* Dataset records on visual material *

********

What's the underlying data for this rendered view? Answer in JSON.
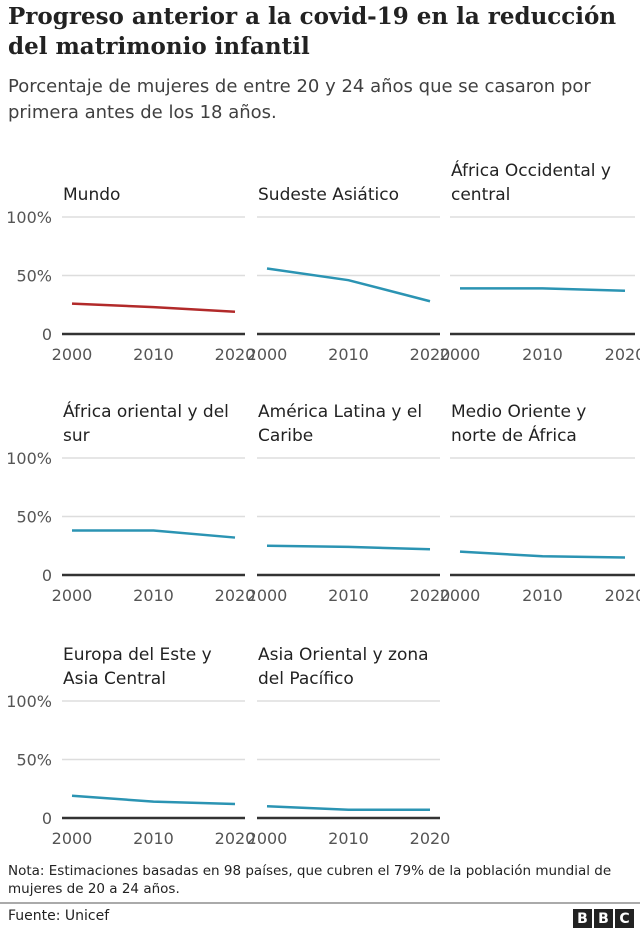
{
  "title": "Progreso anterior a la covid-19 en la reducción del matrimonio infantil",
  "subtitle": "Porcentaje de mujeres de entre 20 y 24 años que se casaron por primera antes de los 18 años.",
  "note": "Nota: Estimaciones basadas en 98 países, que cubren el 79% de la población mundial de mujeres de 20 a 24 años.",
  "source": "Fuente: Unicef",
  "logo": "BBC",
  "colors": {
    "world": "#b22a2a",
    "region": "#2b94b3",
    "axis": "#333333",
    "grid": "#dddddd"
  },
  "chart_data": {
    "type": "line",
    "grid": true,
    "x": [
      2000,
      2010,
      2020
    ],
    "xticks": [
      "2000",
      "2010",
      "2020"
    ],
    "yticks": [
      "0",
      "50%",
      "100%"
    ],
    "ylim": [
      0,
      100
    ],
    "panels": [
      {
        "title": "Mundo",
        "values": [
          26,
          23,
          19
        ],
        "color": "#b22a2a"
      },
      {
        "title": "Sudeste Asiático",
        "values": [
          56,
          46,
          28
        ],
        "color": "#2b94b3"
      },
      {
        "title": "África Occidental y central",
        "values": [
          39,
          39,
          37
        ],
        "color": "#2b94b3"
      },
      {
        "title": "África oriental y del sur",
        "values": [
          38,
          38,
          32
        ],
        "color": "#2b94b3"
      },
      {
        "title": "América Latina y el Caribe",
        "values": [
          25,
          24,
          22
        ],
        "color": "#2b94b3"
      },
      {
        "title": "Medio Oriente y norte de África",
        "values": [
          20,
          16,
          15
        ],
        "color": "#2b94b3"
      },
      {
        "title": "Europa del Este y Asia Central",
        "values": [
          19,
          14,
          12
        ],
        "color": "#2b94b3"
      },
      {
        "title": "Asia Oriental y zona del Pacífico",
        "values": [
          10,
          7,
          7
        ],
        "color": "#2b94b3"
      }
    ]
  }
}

********

* What needs to be done *
Without the pictures, reproduce every line of the records above exactly.

* Exercise solution *
What's the underlying data for this rendered view? Answer in JSON.
{
  "title": "Progreso anterior a la covid-19 en la reducción del matrimonio infantil",
  "subtitle": "Porcentaje de mujeres de entre 20 y 24 años que se casaron por primera antes de los 18 años.",
  "note": "Nota: Estimaciones basadas en 98 países, que cubren el 79% de la población mundial de mujeres de 20 a 24 años.",
  "source": "Fuente: Unicef",
  "logo": "BBC",
  "colors": {
    "world": "#b22a2a",
    "region": "#2b94b3",
    "axis": "#333333",
    "grid": "#dddddd"
  },
  "chart_data": {
    "type": "line",
    "grid": true,
    "x": [
      2000,
      2010,
      2020
    ],
    "xticks": [
      "2000",
      "2010",
      "2020"
    ],
    "yticks": [
      "0",
      "50%",
      "100%"
    ],
    "ylim": [
      0,
      100
    ],
    "panels": [
      {
        "title": "Mundo",
        "values": [
          26,
          23,
          19
        ],
        "color": "#b22a2a"
      },
      {
        "title": "Sudeste Asiático",
        "values": [
          56,
          46,
          28
        ],
        "color": "#2b94b3"
      },
      {
        "title": "África Occidental y central",
        "values": [
          39,
          39,
          37
        ],
        "color": "#2b94b3"
      },
      {
        "title": "África oriental y del sur",
        "values": [
          38,
          38,
          32
        ],
        "color": "#2b94b3"
      },
      {
        "title": "América Latina y el Caribe",
        "values": [
          25,
          24,
          22
        ],
        "color": "#2b94b3"
      },
      {
        "title": "Medio Oriente y norte de África",
        "values": [
          20,
          16,
          15
        ],
        "color": "#2b94b3"
      },
      {
        "title": "Europa del Este y Asia Central",
        "values": [
          19,
          14,
          12
        ],
        "color": "#2b94b3"
      },
      {
        "title": "Asia Oriental y zona del Pacífico",
        "values": [
          10,
          7,
          7
        ],
        "color": "#2b94b3"
      }
    ]
  }
}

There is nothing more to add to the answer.